— Start Given data —

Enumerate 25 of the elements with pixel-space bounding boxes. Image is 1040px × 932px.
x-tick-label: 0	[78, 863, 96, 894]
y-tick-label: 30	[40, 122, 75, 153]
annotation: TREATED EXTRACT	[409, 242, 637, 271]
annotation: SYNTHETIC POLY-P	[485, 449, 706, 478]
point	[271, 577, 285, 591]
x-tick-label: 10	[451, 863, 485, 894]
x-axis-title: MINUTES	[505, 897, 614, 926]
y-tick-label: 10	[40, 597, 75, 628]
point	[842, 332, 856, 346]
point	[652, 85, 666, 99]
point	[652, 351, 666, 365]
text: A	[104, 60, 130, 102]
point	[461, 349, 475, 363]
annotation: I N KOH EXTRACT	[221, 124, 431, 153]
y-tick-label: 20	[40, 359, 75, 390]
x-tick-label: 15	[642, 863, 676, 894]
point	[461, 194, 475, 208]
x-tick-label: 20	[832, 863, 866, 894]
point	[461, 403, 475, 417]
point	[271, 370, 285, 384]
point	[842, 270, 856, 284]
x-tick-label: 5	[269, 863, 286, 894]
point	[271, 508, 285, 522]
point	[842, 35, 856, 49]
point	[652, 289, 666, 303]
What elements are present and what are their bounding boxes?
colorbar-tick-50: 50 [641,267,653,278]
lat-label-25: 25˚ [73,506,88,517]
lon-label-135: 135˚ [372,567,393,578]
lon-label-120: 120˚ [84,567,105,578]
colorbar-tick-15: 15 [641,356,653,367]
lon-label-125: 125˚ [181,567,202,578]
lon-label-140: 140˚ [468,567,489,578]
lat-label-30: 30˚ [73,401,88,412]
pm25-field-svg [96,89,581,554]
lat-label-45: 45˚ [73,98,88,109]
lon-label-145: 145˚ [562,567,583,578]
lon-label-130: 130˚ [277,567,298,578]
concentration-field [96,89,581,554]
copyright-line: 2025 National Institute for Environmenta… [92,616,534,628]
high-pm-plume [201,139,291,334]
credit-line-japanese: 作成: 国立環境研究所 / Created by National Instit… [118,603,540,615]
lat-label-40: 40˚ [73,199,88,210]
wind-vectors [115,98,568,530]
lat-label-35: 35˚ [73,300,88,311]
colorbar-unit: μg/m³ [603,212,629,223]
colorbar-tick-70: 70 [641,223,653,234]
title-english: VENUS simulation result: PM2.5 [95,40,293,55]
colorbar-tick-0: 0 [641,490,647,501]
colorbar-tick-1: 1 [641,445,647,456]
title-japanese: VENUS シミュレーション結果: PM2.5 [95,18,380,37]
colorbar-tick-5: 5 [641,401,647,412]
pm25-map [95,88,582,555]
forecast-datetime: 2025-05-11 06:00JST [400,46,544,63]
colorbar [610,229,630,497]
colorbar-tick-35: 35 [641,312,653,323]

— End Given data —

(Task to carry out): Copy every line above word for word, with each character, number, and space kept the same.

(Reply to the exercise):
Enumerate 25 of the elements with pixel-space bounding boxes. Image is 1040px × 932px.
x-tick-label: 0	[78, 863, 96, 894]
y-tick-label: 30	[40, 122, 75, 153]
annotation: TREATED EXTRACT	[409, 242, 637, 271]
annotation: SYNTHETIC POLY-P	[485, 449, 706, 478]
point	[271, 577, 285, 591]
x-tick-label: 10	[451, 863, 485, 894]
x-axis-title: MINUTES	[505, 897, 614, 926]
y-tick-label: 10	[40, 597, 75, 628]
point	[842, 332, 856, 346]
point	[652, 85, 666, 99]
point	[652, 351, 666, 365]
text: A	[104, 60, 130, 102]
point	[461, 349, 475, 363]
annotation: I N KOH EXTRACT	[221, 124, 431, 153]
y-tick-label: 20	[40, 359, 75, 390]
x-tick-label: 15	[642, 863, 676, 894]
point	[461, 194, 475, 208]
x-tick-label: 20	[832, 863, 866, 894]
point	[461, 403, 475, 417]
point	[271, 370, 285, 384]
point	[842, 270, 856, 284]
x-tick-label: 5	[269, 863, 286, 894]
point	[271, 508, 285, 522]
point	[842, 35, 856, 49]
point	[652, 289, 666, 303]
What elements are present and what are their bounding boxes?
colorbar-tick-50: 50 [641,267,653,278]
lat-label-25: 25˚ [73,506,88,517]
lon-label-135: 135˚ [372,567,393,578]
lon-label-120: 120˚ [84,567,105,578]
colorbar-tick-15: 15 [641,356,653,367]
lon-label-125: 125˚ [181,567,202,578]
lon-label-140: 140˚ [468,567,489,578]
lat-label-30: 30˚ [73,401,88,412]
pm25-field-svg [96,89,581,554]
lat-label-45: 45˚ [73,98,88,109]
lon-label-145: 145˚ [562,567,583,578]
lon-label-130: 130˚ [277,567,298,578]
concentration-field [96,89,581,554]
copyright-line: 2025 National Institute for Environmenta… [92,616,534,628]
high-pm-plume [201,139,291,334]
credit-line-japanese: 作成: 国立環境研究所 / Created by National Instit… [118,603,540,615]
lat-label-40: 40˚ [73,199,88,210]
wind-vectors [115,98,568,530]
lat-label-35: 35˚ [73,300,88,311]
colorbar-unit: μg/m³ [603,212,629,223]
colorbar-tick-70: 70 [641,223,653,234]
title-english: VENUS simulation result: PM2.5 [95,40,293,55]
colorbar-tick-0: 0 [641,490,647,501]
colorbar-tick-1: 1 [641,445,647,456]
title-japanese: VENUS シミュレーション結果: PM2.5 [95,18,380,37]
colorbar-tick-5: 5 [641,401,647,412]
pm25-map [95,88,582,555]
forecast-datetime: 2025-05-11 06:00JST [400,46,544,63]
colorbar [610,229,630,497]
colorbar-tick-35: 35 [641,312,653,323]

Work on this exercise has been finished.